* Required work
Whenever a line below includes the string "Daily", show it.

* Task inputs
+-------+
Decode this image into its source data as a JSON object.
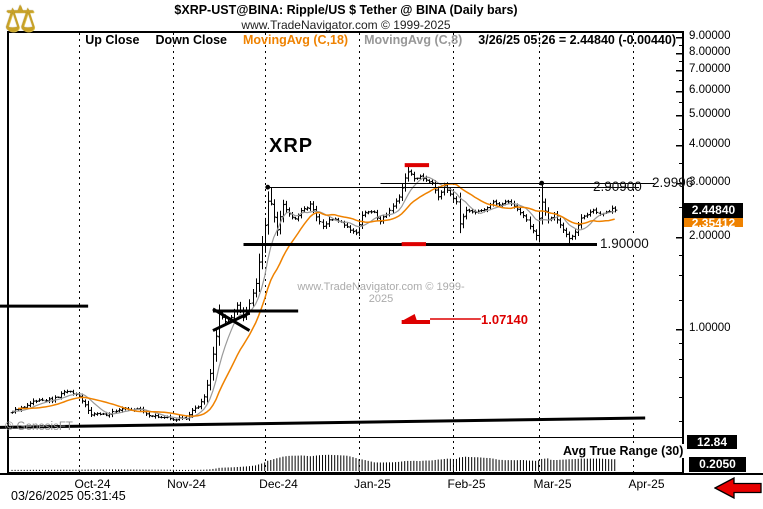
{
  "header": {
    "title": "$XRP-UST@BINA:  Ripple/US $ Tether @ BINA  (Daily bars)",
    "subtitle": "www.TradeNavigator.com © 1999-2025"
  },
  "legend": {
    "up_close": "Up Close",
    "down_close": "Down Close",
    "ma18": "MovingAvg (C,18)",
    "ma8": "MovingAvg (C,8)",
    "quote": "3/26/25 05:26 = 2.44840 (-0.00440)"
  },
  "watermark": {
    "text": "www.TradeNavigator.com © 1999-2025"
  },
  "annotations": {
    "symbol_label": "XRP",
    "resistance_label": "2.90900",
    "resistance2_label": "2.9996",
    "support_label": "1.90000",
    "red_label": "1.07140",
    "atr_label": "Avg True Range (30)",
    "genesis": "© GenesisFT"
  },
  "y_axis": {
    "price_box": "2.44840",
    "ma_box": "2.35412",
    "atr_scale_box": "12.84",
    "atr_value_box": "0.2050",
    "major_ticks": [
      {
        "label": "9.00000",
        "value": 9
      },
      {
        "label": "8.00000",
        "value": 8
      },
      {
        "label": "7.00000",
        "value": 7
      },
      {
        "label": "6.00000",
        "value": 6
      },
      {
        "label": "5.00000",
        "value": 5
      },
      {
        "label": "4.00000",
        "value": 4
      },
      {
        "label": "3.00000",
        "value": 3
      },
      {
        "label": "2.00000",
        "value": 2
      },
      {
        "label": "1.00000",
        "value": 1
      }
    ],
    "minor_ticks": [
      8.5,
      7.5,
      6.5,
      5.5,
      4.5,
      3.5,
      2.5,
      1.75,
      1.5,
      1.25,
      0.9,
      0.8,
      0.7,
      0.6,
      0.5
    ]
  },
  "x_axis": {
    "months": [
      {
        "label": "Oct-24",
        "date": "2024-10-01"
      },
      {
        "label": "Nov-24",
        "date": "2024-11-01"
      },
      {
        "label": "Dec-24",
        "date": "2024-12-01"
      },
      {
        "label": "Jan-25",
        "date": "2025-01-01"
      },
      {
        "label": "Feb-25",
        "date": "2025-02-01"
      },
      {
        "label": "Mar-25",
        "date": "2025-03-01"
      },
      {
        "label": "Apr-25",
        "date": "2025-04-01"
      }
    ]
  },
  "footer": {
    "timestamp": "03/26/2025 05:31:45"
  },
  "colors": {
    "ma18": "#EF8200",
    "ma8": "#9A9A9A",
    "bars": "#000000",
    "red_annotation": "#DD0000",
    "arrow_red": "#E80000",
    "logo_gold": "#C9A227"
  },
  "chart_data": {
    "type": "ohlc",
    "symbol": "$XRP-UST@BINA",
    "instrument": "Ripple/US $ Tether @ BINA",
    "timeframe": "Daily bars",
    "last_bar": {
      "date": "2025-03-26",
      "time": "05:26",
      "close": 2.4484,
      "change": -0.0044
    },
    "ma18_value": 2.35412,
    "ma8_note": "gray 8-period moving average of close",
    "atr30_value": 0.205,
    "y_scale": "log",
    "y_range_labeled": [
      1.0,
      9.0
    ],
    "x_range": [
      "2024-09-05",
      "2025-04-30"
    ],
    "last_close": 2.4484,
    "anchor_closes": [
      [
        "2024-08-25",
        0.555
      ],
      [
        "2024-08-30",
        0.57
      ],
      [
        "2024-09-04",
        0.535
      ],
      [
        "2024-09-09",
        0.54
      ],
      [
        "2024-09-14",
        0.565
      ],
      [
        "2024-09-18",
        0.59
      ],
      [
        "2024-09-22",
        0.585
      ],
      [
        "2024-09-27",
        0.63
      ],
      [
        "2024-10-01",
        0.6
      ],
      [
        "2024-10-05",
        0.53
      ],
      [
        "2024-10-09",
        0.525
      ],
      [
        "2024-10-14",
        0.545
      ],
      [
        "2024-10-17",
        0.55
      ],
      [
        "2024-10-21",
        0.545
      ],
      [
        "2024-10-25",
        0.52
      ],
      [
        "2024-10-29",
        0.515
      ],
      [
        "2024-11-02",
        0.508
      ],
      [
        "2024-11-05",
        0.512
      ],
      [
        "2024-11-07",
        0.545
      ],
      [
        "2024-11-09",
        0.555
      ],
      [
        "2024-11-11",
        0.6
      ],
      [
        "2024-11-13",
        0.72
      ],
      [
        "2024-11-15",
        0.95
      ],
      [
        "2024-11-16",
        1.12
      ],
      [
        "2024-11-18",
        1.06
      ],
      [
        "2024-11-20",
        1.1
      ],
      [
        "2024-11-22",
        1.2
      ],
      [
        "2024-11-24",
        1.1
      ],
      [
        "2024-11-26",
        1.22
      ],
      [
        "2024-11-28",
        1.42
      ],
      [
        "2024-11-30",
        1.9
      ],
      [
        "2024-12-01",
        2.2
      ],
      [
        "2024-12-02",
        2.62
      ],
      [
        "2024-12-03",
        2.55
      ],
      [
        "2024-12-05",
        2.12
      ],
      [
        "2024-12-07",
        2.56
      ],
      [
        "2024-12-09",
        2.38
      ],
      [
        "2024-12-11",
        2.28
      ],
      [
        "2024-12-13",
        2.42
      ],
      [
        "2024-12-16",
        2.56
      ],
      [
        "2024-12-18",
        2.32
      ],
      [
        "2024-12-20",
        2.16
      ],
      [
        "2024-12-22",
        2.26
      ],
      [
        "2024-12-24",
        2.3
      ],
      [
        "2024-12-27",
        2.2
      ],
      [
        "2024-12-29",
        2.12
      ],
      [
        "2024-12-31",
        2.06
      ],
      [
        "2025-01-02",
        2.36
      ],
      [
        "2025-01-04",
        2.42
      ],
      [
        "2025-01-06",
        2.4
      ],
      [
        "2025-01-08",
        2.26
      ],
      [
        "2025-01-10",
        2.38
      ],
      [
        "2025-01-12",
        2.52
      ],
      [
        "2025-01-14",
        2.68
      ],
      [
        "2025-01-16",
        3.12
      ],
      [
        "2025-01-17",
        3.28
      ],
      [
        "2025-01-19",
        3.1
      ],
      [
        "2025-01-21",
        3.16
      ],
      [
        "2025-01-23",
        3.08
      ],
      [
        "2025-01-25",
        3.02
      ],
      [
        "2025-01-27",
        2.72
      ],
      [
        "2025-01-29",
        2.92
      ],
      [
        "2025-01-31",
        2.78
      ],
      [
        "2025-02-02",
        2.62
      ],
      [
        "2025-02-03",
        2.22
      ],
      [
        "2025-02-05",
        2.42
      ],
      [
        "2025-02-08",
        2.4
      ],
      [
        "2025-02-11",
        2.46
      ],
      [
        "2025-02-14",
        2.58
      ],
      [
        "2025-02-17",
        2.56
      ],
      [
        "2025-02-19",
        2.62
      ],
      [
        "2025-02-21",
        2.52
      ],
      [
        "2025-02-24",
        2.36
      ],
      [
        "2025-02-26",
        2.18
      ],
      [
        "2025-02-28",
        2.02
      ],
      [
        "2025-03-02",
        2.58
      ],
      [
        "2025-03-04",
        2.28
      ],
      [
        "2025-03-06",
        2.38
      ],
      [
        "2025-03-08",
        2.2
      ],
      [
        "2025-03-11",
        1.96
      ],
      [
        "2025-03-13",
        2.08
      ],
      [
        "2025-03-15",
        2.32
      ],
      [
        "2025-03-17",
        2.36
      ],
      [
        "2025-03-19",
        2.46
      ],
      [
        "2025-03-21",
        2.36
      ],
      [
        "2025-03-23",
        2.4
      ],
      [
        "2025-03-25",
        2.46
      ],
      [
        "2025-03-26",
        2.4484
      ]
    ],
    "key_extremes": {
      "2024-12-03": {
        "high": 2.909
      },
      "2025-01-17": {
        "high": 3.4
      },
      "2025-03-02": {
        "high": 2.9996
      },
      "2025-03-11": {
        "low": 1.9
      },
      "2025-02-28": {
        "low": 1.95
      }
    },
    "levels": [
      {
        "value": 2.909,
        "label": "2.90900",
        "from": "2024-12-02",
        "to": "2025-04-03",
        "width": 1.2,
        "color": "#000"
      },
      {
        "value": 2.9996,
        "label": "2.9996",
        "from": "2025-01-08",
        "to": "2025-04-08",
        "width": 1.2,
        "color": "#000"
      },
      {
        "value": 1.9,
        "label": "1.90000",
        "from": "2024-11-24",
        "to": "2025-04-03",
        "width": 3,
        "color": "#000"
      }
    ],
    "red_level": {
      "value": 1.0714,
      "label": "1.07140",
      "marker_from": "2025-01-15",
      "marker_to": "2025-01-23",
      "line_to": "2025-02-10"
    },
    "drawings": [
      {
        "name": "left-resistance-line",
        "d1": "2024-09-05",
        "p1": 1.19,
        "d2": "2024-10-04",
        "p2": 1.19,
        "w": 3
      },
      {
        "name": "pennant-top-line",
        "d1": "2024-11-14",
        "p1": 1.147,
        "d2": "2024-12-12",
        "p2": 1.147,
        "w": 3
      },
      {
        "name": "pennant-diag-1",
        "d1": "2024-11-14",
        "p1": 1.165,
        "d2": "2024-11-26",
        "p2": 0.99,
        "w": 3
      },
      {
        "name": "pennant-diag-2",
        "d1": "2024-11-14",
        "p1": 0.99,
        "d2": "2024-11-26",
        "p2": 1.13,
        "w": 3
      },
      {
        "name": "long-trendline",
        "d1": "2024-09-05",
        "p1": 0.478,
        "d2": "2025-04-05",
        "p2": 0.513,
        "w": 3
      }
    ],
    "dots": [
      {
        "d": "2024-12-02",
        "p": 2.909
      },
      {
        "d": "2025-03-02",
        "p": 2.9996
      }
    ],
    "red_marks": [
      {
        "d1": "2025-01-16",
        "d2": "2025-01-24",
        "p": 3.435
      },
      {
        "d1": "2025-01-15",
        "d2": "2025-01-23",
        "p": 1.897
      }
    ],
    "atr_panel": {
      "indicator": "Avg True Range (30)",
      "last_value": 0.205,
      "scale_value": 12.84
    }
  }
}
+-------+
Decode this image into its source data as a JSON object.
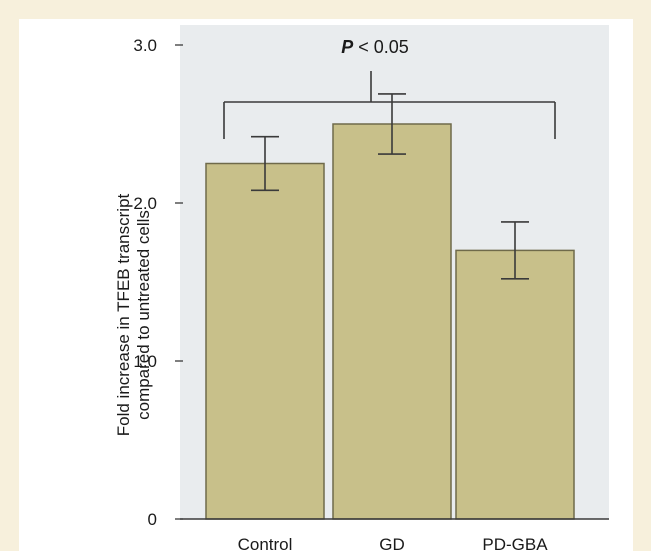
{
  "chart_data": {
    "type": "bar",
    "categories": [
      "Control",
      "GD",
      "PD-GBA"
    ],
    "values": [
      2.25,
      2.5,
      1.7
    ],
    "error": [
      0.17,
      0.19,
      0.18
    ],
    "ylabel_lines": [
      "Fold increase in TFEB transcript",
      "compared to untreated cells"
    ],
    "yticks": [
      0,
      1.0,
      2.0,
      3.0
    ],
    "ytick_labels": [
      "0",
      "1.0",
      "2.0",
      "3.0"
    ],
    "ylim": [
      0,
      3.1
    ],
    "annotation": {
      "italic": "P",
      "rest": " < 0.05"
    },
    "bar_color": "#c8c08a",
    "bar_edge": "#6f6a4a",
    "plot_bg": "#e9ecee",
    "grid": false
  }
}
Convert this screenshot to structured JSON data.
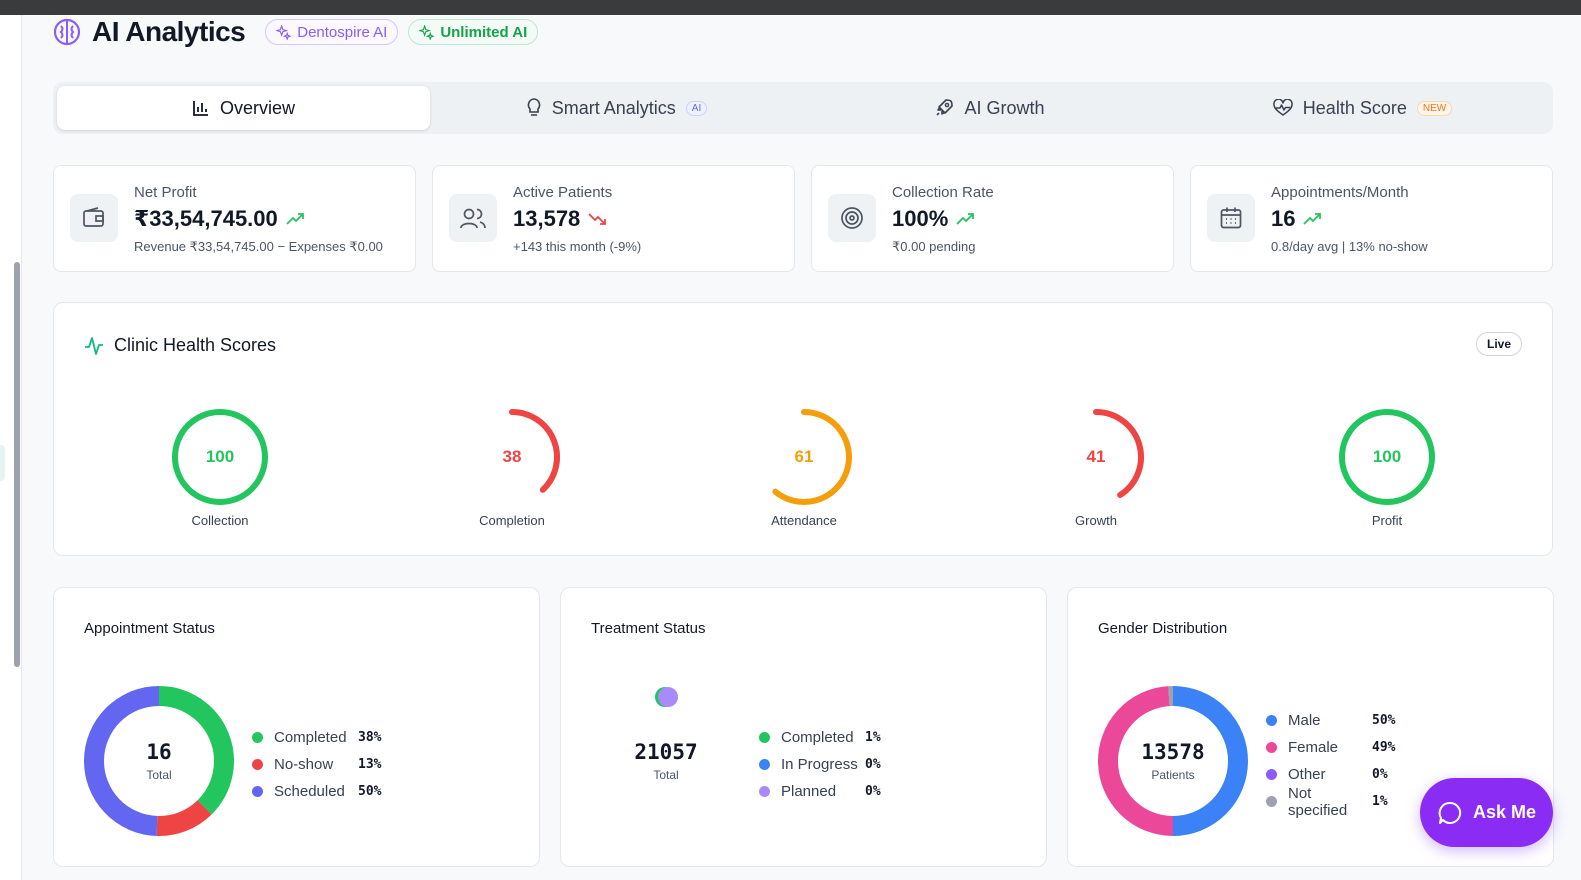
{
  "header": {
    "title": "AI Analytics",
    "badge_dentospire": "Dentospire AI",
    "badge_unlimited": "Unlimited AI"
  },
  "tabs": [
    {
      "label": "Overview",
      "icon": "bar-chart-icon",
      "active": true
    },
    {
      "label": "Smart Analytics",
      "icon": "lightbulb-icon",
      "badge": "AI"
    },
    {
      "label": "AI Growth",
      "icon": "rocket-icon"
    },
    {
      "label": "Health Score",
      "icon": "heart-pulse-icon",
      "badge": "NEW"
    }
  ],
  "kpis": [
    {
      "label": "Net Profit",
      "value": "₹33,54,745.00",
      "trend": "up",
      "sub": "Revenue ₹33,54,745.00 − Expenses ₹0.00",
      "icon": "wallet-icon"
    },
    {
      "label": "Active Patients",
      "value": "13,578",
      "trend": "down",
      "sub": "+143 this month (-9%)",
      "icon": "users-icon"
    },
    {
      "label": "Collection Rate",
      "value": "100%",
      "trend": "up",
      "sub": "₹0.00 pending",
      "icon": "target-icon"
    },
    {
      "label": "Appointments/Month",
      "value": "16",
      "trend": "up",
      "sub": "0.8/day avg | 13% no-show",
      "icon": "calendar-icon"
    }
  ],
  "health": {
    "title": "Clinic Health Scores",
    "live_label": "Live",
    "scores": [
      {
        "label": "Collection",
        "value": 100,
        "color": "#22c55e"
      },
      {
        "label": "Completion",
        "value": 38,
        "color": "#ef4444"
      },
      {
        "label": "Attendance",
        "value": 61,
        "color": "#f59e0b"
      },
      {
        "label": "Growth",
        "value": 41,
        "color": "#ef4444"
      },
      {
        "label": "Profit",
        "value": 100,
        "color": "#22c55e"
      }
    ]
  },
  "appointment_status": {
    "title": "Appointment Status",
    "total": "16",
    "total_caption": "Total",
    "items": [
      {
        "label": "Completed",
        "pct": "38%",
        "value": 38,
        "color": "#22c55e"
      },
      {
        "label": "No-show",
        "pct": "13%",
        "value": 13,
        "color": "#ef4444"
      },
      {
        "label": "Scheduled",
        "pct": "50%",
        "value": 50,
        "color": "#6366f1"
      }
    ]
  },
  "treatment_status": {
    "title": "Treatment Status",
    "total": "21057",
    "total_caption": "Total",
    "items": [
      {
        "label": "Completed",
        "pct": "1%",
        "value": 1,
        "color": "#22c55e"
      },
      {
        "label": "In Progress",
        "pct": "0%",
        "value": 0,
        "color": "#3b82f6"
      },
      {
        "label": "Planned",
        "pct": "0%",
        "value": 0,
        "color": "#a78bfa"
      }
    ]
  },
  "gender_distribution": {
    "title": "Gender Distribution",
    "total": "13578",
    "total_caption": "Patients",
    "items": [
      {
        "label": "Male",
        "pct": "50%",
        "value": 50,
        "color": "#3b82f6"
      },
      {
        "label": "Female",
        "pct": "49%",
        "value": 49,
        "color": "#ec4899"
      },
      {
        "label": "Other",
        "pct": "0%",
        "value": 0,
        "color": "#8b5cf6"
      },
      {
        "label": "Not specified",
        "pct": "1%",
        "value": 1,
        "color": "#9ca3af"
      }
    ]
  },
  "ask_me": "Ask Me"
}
+-------+
* Exercise answer
    "title": "$XRP-UST@BINA:  Ripple/US $ Tether @ BINA  (Daily bars)",
    "timeframe": "Daily bars",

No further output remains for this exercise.